§ STATED EXERCISE: Among the entries, which lines carry the string "returns"? Copy each of them.

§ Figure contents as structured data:
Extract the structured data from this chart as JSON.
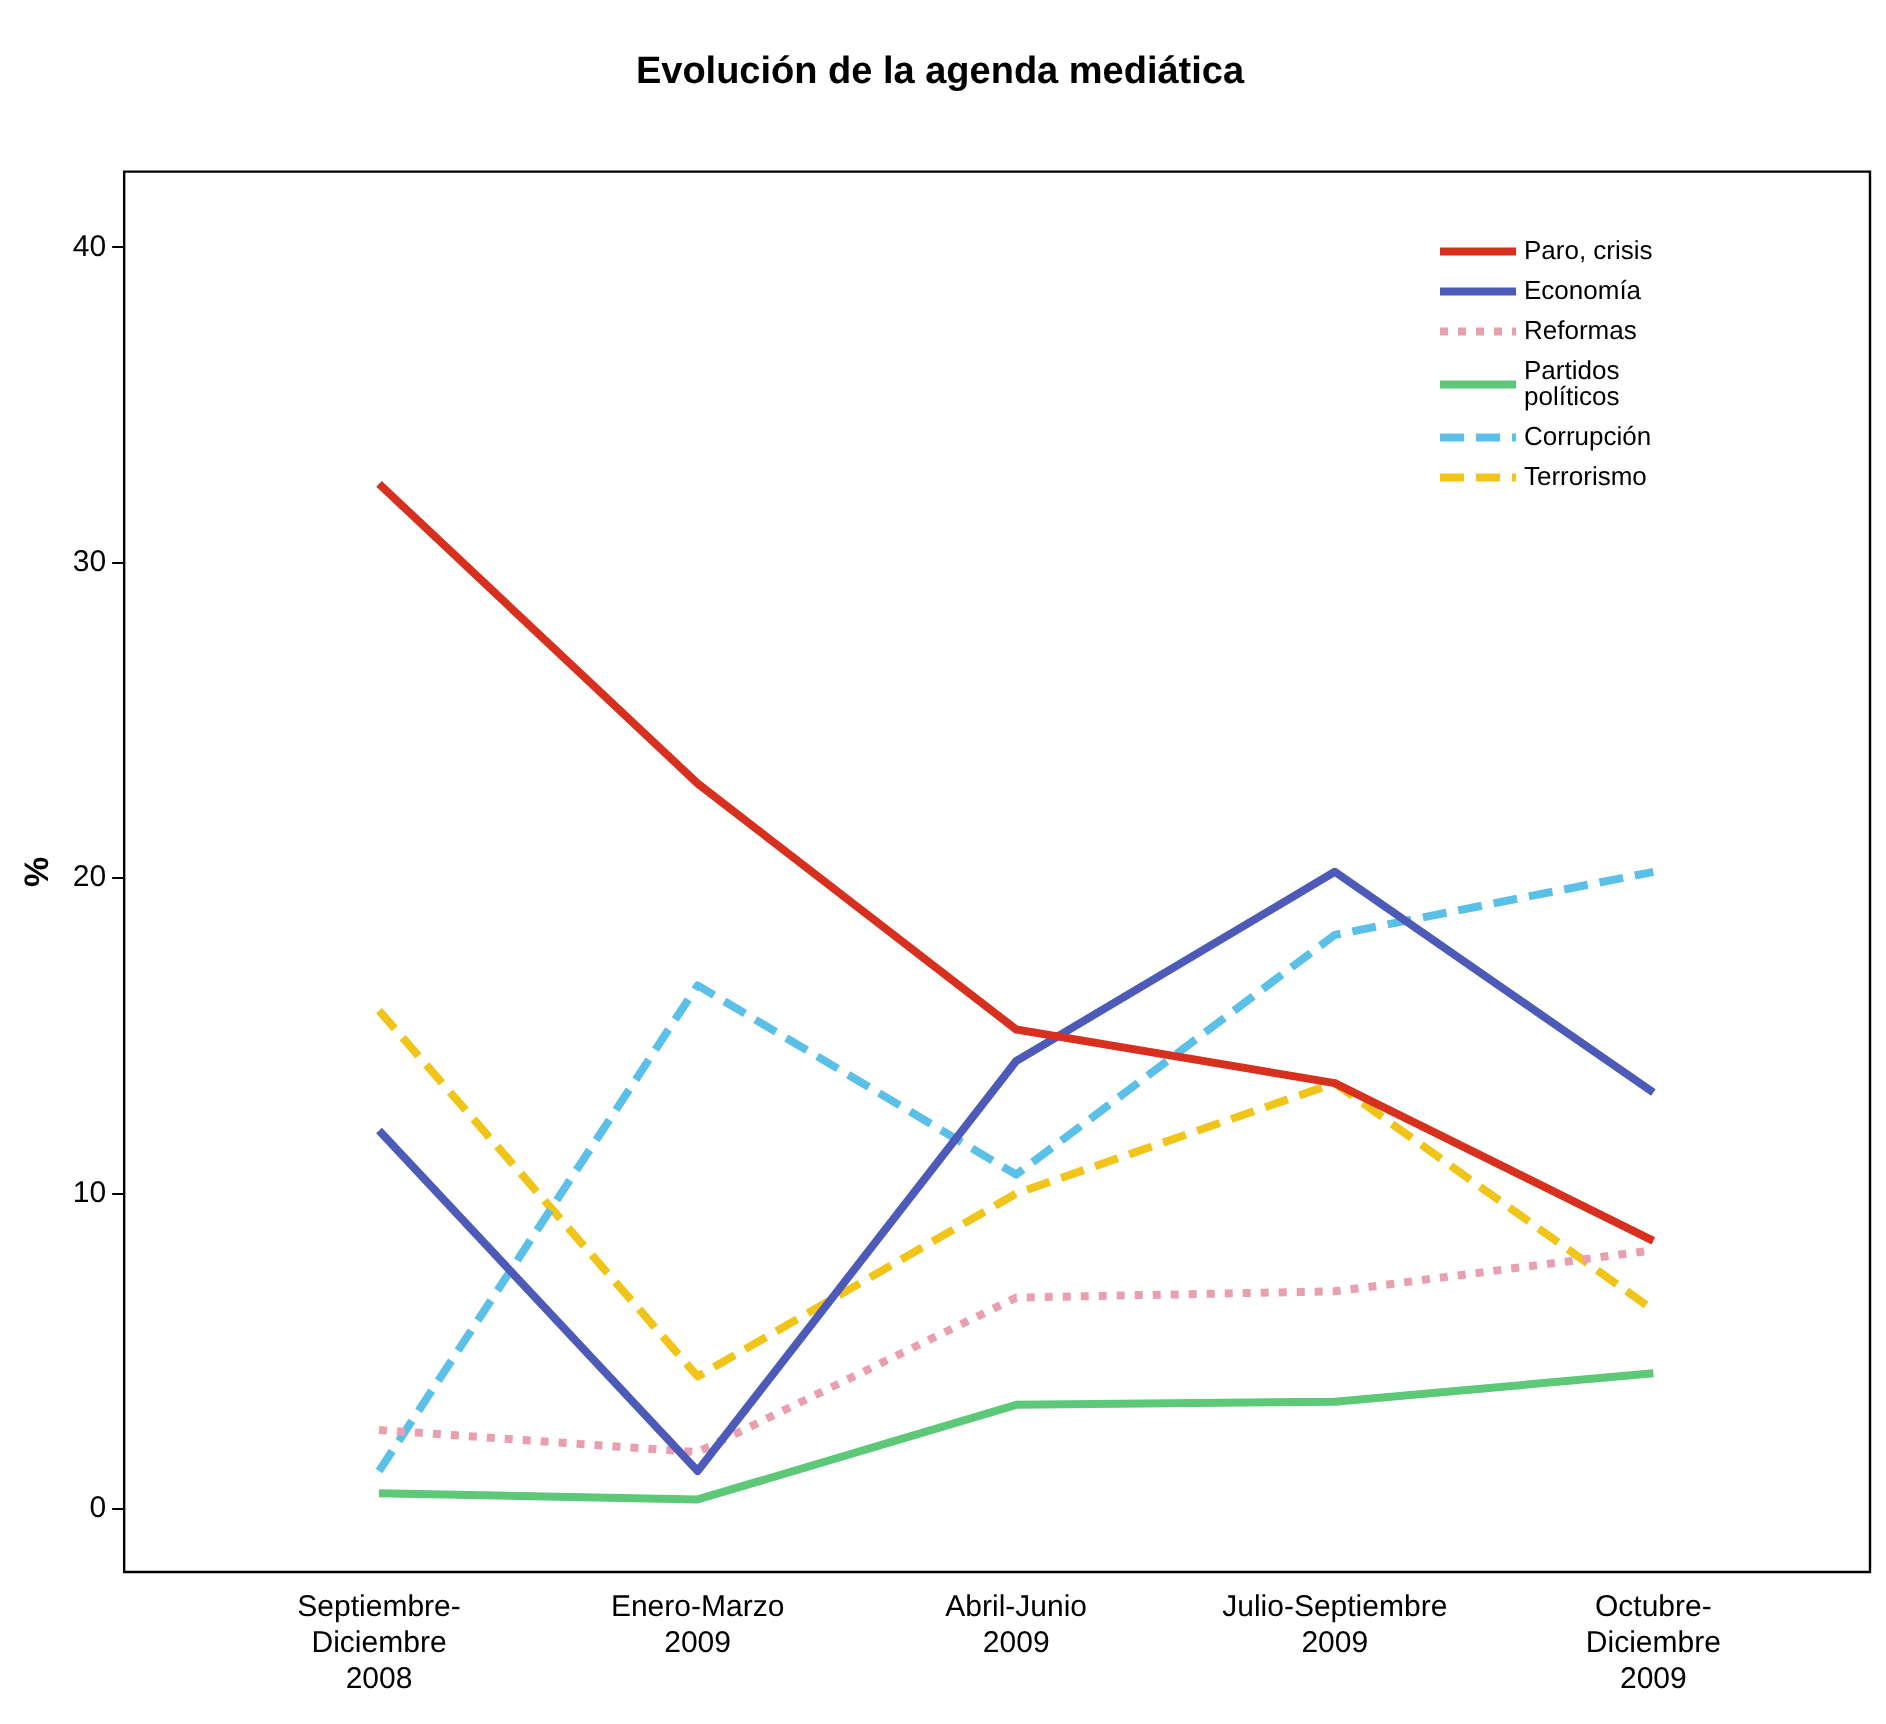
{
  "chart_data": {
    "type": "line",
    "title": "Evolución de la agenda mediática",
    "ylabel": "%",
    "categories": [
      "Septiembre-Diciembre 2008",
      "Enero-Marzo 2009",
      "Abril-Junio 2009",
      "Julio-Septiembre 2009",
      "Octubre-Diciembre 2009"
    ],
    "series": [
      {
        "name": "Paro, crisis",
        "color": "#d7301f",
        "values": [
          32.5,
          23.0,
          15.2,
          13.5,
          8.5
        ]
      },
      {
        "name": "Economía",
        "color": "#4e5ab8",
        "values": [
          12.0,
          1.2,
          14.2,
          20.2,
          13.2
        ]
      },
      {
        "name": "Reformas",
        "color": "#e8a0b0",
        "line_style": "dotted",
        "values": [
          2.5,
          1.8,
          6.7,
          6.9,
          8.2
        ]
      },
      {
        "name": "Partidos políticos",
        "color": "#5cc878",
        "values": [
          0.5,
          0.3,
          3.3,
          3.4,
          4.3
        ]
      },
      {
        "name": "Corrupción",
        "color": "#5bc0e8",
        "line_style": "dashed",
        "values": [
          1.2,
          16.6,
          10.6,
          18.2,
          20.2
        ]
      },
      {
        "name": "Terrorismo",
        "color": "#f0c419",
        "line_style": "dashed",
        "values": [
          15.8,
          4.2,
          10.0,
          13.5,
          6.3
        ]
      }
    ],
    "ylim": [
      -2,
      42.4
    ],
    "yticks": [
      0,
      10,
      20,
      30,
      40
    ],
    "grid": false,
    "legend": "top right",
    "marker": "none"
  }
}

---

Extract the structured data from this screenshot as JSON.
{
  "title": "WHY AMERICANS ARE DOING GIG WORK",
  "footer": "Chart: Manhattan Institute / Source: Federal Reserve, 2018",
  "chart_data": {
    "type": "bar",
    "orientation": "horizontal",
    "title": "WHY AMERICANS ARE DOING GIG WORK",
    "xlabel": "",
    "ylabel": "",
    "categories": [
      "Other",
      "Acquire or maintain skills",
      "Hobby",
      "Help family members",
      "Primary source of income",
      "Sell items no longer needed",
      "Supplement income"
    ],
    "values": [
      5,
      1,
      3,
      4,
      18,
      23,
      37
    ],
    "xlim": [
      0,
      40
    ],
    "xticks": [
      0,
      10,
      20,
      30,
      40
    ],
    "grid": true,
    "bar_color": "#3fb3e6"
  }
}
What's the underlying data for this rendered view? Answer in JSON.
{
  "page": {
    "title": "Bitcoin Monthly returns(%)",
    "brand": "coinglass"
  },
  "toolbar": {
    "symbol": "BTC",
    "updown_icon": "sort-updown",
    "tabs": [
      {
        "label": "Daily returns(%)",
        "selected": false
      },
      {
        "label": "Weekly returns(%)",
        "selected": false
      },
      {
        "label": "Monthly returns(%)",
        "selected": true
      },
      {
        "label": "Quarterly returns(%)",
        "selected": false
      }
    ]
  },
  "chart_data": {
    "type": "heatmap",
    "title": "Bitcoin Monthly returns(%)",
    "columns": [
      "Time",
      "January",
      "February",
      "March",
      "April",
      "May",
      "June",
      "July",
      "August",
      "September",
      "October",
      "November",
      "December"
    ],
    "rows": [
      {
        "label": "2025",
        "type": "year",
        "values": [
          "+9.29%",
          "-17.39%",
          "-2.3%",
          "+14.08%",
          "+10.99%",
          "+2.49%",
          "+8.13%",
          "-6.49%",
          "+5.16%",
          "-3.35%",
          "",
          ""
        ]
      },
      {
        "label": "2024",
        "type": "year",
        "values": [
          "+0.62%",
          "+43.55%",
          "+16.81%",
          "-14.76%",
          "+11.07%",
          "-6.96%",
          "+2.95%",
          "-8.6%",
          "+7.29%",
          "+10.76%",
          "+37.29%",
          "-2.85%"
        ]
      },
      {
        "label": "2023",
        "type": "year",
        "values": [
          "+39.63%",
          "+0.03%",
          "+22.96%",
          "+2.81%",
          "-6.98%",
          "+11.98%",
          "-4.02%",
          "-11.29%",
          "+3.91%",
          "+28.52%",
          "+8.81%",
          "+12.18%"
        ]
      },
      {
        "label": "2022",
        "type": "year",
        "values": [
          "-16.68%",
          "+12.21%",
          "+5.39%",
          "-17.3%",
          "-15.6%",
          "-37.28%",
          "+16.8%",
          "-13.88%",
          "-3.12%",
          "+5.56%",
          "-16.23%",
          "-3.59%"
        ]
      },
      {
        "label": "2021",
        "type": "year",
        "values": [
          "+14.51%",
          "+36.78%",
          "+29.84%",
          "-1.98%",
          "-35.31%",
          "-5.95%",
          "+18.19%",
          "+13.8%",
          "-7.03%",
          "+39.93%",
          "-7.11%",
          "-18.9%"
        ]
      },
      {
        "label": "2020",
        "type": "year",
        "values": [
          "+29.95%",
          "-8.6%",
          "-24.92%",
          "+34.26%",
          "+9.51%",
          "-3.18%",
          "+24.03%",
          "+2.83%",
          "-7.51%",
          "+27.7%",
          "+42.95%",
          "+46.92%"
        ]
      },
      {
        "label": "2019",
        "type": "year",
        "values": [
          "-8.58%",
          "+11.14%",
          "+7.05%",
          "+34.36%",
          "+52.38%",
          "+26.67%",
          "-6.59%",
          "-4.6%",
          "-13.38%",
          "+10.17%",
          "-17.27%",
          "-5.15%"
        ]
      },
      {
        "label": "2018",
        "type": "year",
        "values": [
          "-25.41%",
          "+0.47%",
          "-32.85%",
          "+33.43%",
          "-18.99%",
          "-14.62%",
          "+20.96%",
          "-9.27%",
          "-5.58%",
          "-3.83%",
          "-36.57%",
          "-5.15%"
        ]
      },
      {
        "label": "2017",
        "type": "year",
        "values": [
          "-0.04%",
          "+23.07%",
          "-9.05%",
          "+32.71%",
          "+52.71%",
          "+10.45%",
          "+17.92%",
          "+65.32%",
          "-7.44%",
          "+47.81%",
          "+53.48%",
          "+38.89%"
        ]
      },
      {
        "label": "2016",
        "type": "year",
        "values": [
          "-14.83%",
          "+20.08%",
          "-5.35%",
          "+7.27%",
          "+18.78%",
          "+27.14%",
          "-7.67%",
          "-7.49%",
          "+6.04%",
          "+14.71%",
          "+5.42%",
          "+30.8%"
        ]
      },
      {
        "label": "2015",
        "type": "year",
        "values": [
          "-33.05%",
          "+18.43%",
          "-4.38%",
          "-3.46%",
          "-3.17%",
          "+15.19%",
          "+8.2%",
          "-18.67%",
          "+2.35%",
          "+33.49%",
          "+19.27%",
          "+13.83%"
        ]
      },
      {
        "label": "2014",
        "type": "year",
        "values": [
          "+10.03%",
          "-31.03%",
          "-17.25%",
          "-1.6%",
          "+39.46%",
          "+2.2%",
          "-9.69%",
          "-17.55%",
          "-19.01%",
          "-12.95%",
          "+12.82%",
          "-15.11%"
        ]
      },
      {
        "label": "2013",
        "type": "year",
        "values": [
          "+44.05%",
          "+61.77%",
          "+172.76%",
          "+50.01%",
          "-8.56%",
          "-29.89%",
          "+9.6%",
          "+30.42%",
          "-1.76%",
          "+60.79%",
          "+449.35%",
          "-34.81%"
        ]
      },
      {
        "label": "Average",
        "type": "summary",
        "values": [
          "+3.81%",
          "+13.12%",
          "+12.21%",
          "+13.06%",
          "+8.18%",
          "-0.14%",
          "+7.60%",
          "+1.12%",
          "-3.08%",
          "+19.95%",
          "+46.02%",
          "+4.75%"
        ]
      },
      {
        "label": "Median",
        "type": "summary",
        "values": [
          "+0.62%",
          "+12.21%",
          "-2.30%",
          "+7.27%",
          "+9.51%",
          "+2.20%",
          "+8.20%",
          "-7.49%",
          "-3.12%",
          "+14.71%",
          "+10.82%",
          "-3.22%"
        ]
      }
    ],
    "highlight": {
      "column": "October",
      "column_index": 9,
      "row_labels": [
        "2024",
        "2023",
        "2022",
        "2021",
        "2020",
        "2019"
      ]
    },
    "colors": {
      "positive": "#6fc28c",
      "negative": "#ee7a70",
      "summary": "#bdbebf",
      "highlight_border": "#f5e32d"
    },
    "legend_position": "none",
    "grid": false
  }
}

§ ANSWER IN FULL:
    "title": "Bitcoin Monthly returns(%)",
        "label": "Daily returns(%)",
        "label": "Weekly returns(%)",
        "label": "Monthly returns(%)",
        "label": "Quarterly returns(%)",
    "title": "Bitcoin Monthly returns(%)",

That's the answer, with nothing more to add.